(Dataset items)
------------------------------------------------

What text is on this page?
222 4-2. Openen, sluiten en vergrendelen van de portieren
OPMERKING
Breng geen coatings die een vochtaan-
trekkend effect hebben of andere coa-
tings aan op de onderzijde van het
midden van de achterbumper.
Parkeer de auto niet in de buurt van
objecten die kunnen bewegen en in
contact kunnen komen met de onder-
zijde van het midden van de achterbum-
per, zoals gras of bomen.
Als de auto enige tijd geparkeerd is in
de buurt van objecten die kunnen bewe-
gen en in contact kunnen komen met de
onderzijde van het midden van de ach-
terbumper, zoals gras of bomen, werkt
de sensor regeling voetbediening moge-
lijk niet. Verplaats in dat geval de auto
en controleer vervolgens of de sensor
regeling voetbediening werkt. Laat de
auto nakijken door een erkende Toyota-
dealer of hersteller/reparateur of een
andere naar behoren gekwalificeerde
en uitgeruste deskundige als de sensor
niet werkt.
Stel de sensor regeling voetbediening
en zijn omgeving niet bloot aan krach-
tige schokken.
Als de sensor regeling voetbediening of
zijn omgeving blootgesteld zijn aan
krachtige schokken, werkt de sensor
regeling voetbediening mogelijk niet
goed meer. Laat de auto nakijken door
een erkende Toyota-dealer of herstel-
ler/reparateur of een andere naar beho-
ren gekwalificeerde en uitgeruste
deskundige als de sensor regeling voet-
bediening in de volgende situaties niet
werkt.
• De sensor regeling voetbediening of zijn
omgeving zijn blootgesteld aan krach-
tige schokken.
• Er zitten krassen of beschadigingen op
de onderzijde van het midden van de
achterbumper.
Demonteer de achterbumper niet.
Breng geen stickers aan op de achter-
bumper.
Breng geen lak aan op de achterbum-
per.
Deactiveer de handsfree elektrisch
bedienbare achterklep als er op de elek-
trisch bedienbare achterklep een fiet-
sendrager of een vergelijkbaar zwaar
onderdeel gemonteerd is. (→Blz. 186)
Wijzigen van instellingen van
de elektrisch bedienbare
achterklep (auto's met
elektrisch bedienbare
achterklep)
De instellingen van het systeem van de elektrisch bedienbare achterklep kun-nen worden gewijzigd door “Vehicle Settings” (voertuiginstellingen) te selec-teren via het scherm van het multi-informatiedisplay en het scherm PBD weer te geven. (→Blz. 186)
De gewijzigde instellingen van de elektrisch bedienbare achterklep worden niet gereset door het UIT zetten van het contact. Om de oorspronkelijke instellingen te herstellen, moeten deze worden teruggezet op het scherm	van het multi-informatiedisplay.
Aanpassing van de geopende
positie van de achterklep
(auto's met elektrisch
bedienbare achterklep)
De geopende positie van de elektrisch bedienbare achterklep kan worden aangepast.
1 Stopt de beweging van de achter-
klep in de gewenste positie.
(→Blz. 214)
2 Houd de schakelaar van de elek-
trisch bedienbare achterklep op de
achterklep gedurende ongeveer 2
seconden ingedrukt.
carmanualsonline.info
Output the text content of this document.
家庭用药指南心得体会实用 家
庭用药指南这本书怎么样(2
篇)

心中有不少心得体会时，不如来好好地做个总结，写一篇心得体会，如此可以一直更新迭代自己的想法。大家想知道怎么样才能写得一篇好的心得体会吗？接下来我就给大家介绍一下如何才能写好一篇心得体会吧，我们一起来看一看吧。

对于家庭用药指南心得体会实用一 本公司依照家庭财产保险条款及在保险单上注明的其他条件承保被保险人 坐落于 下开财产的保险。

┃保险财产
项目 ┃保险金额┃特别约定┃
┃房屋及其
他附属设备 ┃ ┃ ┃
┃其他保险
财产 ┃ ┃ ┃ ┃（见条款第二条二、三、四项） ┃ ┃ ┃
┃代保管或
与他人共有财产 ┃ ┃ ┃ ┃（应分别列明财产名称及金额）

------------------------------------------------

YOUR INSTRUCTIONS — Gather all lines of the records that include the word "regeling".

FULL OUTPUT —
de sensor regeling voetbediening moge-
regeling voetbediening werkt. Laat de
Stel de sensor regeling voetbediening
Als de sensor regeling voetbediening of
regeling voetbediening mogelijk niet
deskundige als de sensor regeling voet-
• De sensor regeling voetbediening of zijn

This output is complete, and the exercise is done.